YOUR GOAL »
In the entries below, identify every line with the string "amplitude" and copy it.

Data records
══════════

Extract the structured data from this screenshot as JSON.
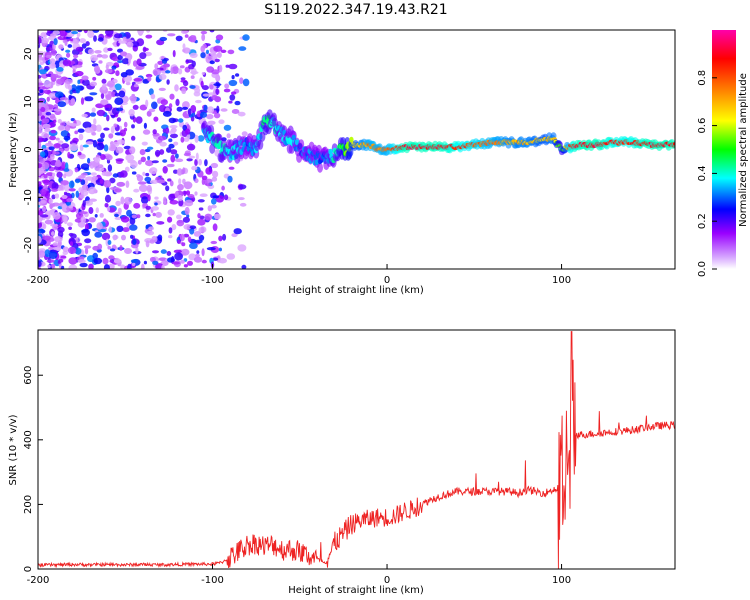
{
  "title": "S119.2022.347.19.43.R21",
  "chart_data": [
    {
      "type": "heatmap",
      "xlabel": "Height of straight line (km)",
      "ylabel": "Frequency (Hz)",
      "xlim": [
        -200,
        165
      ],
      "ylim": [
        -25,
        25
      ],
      "xticks": [
        -200,
        -100,
        0,
        100
      ],
      "yticks": [
        -20,
        -10,
        0,
        10,
        20
      ],
      "colorbar": {
        "label": "Normalized spectral amplitude",
        "range": [
          0.0,
          1.0
        ],
        "ticks": [
          "0.0",
          "0.2",
          "0.4",
          "0.6",
          "0.8"
        ],
        "colormap": [
          "#ffffff",
          "#9900ff",
          "#0000ff",
          "#00ffff",
          "#00ff00",
          "#ffff00",
          "#ff7f00",
          "#ff0000",
          "#ff00aa"
        ]
      },
      "ridge": {
        "x": [
          -105,
          -100,
          -95,
          -90,
          -85,
          -80,
          -75,
          -70,
          -65,
          -60,
          -55,
          -50,
          -45,
          -40,
          -35,
          -30,
          -25,
          -20,
          -15,
          -10,
          -5,
          0,
          10,
          20,
          30,
          40,
          50,
          60,
          70,
          80,
          90,
          95,
          100,
          105,
          110,
          120,
          130,
          140,
          150,
          165
        ],
        "y": [
          4,
          2,
          0,
          -1,
          0,
          1,
          0,
          6,
          5,
          3,
          2,
          0,
          -1,
          -2,
          -2,
          -1,
          0,
          1,
          1,
          1,
          0,
          0,
          0.5,
          0.5,
          0.5,
          0.5,
          1,
          1.5,
          1.5,
          1.5,
          2,
          2.5,
          0,
          0.5,
          1,
          1,
          1.5,
          1.5,
          1,
          1
        ],
        "amplitude": [
          0.35,
          0.4,
          0.4,
          0.35,
          0.35,
          0.3,
          0.35,
          0.45,
          0.4,
          0.35,
          0.35,
          0.3,
          0.3,
          0.3,
          0.3,
          0.4,
          0.5,
          0.6,
          0.7,
          0.75,
          0.75,
          0.75,
          0.9,
          0.9,
          0.9,
          0.85,
          0.8,
          0.75,
          0.7,
          0.7,
          0.65,
          0.7,
          0.45,
          0.85,
          0.9,
          0.9,
          0.85,
          0.85,
          0.9,
          0.9
        ]
      }
    },
    {
      "type": "line",
      "xlabel": "Height of straight line (km)",
      "ylabel": "SNR (10 * v/v)",
      "xlim": [
        -200,
        165
      ],
      "ylim": [
        0,
        740
      ],
      "xticks": [
        -200,
        -100,
        0,
        100
      ],
      "yticks": [
        0,
        200,
        400,
        600
      ],
      "color": "#ee2222",
      "series": [
        {
          "x": [
            -200,
            -190,
            -180,
            -170,
            -160,
            -150,
            -140,
            -130,
            -120,
            -110,
            -100,
            -95,
            -90,
            -85,
            -80,
            -75,
            -70,
            -65,
            -60,
            -55,
            -50,
            -45,
            -40,
            -35,
            -30,
            -25,
            -20,
            -15,
            -10,
            -5,
            0,
            5,
            10,
            15,
            20,
            25,
            30,
            40,
            50,
            60,
            70,
            75,
            80,
            85,
            90,
            95,
            98,
            100,
            102,
            104,
            106,
            108,
            110,
            120,
            130,
            140,
            150,
            160,
            165
          ],
          "y": [
            12,
            13,
            14,
            13,
            14,
            13,
            14,
            13,
            14,
            15,
            15,
            20,
            35,
            55,
            75,
            80,
            70,
            75,
            60,
            60,
            55,
            40,
            30,
            20,
            80,
            110,
            140,
            150,
            155,
            160,
            160,
            165,
            180,
            185,
            200,
            215,
            225,
            240,
            240,
            240,
            240,
            235,
            245,
            240,
            235,
            245,
            250,
            240,
            260,
            300,
            400,
            420,
            415,
            420,
            425,
            430,
            440,
            445,
            445
          ]
        }
      ]
    }
  ]
}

══════════

TASK ANSWER »
        "label": "Normalized spectral amplitude",
        "amplitude": [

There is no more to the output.